> _WHAT TO PRODUCE_
Turn the lines below, starting at the line containing "Detect and localize" and ending at the line containing "- status-search-input[interactable]: Busque", into a numbered list, leaving out any blank lines.

(Records from a dataset)
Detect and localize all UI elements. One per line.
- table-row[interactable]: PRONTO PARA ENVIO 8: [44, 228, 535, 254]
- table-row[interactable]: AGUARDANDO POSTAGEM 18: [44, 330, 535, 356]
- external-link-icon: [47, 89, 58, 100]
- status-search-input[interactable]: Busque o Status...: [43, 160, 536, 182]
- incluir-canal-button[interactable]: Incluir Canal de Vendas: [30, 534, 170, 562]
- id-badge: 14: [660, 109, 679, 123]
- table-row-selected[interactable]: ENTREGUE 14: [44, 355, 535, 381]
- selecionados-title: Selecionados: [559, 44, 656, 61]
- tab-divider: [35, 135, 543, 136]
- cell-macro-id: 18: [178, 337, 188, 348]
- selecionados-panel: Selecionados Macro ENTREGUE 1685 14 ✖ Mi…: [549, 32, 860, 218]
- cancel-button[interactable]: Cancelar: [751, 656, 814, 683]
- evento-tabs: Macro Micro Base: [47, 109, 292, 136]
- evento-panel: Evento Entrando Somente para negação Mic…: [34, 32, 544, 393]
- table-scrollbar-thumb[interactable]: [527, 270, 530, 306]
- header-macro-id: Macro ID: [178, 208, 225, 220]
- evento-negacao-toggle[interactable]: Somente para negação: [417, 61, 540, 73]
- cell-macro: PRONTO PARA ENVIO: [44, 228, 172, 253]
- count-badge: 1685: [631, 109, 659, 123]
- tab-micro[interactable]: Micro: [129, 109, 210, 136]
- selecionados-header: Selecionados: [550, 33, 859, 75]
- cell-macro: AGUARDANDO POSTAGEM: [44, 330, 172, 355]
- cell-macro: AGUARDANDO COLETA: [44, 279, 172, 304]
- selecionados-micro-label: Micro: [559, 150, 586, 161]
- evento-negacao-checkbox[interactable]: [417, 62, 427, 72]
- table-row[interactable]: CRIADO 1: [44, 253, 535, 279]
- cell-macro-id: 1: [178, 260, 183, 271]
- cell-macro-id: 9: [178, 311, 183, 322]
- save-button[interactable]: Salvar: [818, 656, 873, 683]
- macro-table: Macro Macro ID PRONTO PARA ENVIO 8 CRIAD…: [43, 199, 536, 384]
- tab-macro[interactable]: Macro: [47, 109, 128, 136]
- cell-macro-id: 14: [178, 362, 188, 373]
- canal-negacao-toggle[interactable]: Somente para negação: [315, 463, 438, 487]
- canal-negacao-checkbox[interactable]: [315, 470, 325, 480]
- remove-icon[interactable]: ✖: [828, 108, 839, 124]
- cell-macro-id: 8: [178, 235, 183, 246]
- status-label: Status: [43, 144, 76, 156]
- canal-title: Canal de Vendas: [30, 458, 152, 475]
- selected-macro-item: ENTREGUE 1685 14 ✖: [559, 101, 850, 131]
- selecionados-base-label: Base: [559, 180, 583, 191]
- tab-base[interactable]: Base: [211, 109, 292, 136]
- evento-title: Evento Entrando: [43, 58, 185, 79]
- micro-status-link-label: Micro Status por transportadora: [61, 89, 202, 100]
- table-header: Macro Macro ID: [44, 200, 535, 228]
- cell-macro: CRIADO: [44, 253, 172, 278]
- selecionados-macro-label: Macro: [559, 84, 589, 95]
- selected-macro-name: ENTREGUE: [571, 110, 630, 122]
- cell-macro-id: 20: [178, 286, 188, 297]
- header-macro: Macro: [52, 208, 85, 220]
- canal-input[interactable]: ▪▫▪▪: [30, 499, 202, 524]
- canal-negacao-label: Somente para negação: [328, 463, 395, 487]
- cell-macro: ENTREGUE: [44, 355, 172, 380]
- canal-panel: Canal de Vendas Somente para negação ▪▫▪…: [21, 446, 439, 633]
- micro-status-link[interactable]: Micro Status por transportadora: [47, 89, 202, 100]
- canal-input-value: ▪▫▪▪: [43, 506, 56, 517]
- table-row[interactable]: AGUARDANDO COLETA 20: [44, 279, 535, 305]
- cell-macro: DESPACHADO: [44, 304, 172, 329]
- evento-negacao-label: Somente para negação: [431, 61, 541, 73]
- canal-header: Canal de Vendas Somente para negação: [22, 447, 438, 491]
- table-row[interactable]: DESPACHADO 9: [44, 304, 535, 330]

--

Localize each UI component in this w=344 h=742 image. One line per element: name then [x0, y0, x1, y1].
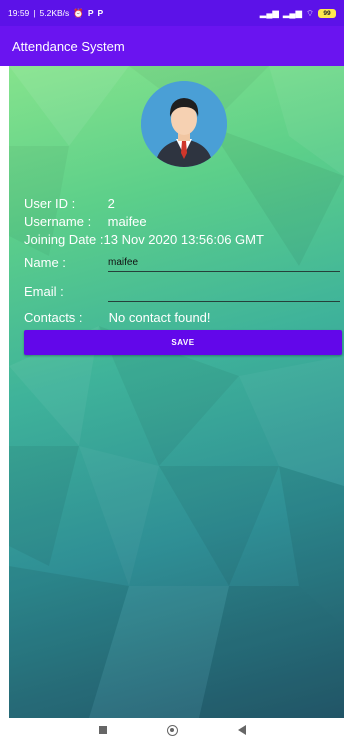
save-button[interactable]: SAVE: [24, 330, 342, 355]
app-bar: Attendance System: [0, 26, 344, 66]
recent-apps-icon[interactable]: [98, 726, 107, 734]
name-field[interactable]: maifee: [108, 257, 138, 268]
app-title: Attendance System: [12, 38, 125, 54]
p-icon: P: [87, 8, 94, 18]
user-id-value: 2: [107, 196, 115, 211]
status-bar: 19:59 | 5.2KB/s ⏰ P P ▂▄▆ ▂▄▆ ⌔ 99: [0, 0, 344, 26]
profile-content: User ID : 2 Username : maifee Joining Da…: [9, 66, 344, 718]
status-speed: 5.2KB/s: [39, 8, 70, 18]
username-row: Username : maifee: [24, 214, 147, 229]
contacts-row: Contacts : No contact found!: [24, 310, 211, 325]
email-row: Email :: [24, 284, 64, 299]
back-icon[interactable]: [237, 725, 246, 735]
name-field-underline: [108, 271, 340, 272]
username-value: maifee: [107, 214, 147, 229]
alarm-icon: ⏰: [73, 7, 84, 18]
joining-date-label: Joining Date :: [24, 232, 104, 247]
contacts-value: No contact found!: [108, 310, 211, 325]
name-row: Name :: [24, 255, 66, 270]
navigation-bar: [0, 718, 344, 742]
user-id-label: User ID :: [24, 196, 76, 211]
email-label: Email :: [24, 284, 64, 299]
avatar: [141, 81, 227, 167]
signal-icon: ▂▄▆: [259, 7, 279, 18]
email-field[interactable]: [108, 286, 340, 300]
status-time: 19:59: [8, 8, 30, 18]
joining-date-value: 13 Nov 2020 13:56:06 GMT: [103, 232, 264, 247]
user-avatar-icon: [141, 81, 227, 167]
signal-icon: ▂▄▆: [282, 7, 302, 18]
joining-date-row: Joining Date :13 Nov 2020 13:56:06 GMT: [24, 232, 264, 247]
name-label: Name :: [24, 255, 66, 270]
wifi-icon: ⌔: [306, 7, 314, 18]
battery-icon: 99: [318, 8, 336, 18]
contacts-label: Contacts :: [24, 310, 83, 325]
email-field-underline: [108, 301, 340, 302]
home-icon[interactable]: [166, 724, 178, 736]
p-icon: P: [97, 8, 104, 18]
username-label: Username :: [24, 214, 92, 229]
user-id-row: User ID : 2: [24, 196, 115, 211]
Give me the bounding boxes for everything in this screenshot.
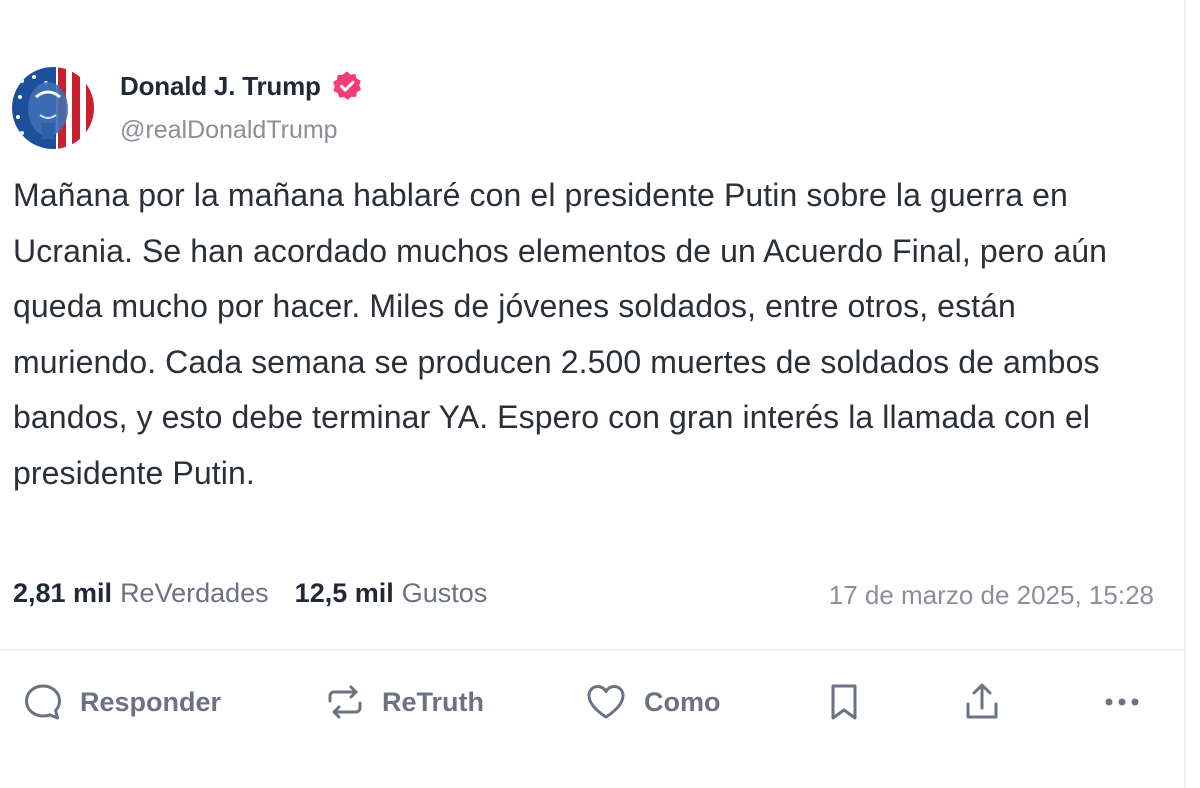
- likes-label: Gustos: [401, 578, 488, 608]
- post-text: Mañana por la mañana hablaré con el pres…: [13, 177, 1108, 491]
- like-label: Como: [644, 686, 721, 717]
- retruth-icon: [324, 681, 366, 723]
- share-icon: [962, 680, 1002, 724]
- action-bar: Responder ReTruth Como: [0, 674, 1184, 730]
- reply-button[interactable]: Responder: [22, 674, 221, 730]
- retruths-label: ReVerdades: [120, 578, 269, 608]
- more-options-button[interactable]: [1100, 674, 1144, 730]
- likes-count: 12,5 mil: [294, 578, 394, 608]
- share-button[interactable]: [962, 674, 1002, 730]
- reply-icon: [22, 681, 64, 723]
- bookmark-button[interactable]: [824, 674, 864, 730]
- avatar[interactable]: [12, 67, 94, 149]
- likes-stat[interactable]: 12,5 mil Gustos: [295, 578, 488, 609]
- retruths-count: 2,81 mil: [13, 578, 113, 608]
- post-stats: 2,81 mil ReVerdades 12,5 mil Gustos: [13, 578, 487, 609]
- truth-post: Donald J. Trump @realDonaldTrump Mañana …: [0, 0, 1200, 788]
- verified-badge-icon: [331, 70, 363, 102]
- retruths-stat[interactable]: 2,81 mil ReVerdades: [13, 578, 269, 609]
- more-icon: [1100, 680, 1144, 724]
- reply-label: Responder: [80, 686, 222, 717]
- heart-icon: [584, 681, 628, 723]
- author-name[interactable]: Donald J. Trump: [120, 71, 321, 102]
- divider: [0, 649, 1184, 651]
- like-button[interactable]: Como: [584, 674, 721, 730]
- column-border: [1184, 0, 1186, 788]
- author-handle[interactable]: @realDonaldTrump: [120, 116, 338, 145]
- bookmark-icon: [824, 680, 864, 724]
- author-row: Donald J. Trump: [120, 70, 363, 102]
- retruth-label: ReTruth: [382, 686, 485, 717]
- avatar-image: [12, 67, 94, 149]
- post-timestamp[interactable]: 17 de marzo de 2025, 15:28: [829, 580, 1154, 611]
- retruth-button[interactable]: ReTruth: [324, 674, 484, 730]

> _TASK RESULT_
1. Detect and localize all UI elements. One per line.
2. - table-row[interactable]: PRONTO PARA ENVIO 8: [44, 228, 535, 254]
3. - table-row[interactable]: AGUARDANDO POSTAGEM 18: [44, 330, 535, 356]
4. - external-link-icon: [47, 89, 58, 100]
5. - status-search-input[interactable]: Busque o Status...: [43, 160, 536, 182]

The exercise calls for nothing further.